Goal
Where a line below holds the string "платочной", copy that line.

§ §

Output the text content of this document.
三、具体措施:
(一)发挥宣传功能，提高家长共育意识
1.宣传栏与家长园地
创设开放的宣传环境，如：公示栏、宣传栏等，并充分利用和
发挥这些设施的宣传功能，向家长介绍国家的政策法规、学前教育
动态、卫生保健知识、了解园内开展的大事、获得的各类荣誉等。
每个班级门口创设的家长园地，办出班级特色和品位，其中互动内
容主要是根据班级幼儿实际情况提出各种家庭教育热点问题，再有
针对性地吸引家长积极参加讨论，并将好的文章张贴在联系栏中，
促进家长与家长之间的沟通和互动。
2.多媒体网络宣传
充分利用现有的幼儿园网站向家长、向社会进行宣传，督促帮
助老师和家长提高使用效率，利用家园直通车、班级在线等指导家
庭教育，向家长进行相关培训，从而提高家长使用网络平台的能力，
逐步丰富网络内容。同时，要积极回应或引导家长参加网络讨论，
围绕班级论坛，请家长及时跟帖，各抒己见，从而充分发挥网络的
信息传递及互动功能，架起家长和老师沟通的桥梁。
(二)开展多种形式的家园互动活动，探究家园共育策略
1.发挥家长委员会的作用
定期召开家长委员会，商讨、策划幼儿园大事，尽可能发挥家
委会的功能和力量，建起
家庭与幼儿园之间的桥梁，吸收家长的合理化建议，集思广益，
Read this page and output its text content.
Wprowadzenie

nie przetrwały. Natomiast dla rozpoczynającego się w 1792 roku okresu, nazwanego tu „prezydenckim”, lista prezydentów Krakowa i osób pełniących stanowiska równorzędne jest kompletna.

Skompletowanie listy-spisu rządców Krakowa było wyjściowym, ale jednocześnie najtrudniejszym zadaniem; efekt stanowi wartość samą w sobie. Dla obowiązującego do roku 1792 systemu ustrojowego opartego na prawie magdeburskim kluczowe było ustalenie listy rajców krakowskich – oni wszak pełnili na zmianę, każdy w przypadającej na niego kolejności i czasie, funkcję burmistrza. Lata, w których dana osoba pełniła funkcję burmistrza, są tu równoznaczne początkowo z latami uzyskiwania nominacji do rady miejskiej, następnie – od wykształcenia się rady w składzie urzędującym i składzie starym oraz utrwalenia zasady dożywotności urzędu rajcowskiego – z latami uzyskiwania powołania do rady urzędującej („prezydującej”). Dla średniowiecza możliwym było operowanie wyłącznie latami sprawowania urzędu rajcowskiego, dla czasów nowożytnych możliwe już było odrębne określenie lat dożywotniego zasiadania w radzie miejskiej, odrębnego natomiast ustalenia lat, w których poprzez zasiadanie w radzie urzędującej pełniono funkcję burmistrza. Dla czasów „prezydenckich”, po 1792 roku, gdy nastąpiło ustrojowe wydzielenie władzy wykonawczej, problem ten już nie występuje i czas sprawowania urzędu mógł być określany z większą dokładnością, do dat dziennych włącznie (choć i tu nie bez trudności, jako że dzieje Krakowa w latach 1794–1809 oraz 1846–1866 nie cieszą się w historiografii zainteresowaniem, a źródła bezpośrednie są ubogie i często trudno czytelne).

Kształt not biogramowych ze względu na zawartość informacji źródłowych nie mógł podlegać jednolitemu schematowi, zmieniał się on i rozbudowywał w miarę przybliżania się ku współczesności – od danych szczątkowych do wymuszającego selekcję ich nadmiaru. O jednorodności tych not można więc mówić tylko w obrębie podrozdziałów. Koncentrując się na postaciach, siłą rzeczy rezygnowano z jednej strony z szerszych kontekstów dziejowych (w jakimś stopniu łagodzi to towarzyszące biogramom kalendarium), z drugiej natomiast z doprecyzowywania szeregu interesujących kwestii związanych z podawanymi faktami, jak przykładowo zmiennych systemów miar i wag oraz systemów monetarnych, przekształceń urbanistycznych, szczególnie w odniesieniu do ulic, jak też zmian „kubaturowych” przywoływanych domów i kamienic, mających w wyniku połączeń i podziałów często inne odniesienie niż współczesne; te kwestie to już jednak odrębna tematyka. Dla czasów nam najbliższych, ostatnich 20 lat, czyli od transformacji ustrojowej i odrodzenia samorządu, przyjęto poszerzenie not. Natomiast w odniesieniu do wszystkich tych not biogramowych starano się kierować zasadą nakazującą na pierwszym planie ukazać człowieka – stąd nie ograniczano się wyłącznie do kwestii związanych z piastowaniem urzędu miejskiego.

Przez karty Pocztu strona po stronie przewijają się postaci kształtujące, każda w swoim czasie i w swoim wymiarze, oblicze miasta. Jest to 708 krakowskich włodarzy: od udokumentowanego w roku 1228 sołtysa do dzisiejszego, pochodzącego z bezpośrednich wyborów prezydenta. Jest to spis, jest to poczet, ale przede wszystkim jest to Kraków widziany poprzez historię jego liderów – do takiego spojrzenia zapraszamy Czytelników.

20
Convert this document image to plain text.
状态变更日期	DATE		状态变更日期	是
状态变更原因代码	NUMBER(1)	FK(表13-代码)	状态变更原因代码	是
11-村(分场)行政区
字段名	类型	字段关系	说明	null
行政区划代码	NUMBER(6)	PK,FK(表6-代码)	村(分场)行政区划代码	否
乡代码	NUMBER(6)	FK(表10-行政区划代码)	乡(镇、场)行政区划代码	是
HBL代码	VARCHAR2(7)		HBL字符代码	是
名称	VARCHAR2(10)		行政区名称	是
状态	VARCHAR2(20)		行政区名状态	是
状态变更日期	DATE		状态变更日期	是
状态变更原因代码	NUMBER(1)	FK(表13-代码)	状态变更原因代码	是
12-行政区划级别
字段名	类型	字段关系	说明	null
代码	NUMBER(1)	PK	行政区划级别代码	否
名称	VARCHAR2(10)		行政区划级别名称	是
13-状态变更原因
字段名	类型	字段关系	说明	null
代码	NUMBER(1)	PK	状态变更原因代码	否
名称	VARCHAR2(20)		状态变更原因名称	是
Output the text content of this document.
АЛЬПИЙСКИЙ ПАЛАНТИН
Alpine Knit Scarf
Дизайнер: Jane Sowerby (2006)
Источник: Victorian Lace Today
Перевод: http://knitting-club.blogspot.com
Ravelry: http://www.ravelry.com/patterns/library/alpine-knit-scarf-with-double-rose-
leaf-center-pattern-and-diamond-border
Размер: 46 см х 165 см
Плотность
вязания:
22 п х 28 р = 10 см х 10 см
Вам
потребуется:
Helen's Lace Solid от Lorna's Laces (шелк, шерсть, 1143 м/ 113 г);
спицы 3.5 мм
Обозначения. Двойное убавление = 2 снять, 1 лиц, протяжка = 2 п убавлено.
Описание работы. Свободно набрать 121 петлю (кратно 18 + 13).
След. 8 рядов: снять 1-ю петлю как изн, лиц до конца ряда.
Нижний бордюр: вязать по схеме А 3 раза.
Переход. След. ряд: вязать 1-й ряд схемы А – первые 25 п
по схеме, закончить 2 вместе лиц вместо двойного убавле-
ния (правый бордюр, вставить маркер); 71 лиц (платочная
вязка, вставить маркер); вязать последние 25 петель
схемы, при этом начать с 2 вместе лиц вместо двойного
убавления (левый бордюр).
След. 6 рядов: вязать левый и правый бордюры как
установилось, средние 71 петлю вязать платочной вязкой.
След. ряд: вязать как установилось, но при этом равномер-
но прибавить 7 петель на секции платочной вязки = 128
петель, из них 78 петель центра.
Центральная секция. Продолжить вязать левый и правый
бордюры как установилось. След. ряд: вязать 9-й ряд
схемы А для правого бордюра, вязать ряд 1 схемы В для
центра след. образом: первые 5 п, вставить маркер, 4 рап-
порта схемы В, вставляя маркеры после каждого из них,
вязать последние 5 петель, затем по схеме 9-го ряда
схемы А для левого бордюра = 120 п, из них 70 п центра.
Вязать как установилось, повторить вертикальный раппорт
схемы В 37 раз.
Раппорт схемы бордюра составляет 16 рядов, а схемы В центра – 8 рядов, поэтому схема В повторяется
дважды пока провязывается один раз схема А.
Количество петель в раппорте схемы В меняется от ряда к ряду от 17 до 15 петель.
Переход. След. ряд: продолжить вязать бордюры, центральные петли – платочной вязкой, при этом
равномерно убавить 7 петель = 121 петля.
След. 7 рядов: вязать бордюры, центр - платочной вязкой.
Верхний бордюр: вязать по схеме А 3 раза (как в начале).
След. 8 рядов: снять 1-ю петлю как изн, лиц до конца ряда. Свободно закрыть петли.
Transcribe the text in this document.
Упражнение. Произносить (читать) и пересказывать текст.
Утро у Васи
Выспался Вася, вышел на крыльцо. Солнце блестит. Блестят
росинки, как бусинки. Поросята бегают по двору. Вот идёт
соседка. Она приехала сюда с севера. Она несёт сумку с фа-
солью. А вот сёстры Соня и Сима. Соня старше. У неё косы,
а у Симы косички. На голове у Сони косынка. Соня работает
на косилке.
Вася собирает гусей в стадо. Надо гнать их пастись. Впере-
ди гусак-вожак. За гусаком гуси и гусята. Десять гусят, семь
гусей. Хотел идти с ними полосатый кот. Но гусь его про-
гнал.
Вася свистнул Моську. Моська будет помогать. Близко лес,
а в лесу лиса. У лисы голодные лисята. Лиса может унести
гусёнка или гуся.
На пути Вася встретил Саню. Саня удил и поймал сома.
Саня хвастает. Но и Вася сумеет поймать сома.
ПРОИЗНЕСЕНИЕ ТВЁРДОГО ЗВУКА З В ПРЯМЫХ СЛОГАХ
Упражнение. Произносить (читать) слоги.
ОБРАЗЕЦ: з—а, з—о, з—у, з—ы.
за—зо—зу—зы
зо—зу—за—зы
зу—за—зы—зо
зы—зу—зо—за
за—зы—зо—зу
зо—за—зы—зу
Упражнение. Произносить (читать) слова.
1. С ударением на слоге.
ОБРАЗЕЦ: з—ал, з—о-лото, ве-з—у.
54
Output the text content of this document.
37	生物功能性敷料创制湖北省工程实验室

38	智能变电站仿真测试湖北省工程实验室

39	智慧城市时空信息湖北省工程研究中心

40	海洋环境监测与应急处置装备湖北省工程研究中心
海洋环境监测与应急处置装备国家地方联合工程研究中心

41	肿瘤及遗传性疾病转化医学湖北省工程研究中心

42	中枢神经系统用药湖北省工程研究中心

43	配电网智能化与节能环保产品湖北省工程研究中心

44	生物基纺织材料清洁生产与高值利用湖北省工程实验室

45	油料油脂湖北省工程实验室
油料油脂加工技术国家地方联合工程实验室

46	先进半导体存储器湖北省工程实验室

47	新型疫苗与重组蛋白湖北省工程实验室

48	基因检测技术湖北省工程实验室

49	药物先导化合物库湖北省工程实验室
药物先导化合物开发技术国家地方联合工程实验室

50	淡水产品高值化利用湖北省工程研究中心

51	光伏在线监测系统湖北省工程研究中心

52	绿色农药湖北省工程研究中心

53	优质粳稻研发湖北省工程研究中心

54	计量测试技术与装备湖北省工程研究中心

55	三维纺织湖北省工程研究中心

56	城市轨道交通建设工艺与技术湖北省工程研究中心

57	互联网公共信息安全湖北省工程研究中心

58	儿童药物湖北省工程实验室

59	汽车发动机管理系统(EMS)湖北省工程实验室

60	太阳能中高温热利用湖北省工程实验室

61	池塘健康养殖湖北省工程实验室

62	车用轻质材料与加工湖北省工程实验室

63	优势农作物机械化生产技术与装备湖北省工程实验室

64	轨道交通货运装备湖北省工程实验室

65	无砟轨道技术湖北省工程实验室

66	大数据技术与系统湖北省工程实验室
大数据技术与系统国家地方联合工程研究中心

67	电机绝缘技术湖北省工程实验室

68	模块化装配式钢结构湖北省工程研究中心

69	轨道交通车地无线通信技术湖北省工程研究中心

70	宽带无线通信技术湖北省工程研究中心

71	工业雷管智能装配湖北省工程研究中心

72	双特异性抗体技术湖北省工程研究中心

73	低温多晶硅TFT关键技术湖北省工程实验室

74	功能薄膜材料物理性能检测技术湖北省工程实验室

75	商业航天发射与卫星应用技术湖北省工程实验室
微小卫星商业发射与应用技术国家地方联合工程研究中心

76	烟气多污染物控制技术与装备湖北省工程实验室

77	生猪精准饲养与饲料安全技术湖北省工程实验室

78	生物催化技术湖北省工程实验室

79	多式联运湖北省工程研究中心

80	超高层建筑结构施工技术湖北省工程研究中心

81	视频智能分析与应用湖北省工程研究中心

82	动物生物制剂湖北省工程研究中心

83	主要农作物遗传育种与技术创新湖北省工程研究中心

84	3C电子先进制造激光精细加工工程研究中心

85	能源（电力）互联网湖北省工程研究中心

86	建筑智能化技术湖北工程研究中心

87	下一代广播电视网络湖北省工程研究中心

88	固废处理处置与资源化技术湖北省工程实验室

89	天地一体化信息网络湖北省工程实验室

§ §

Output of the task
установилось, средние 71 петлю вязать платочной вязкой.
но прибавить 7 петель на секции платочной вязки = 128
Переход. След. ряд: продолжить вязать бордюры, центральные петли – платочной вязкой, при этом
След. 7 рядов: вязать бордюры, центр - платочной вязкой.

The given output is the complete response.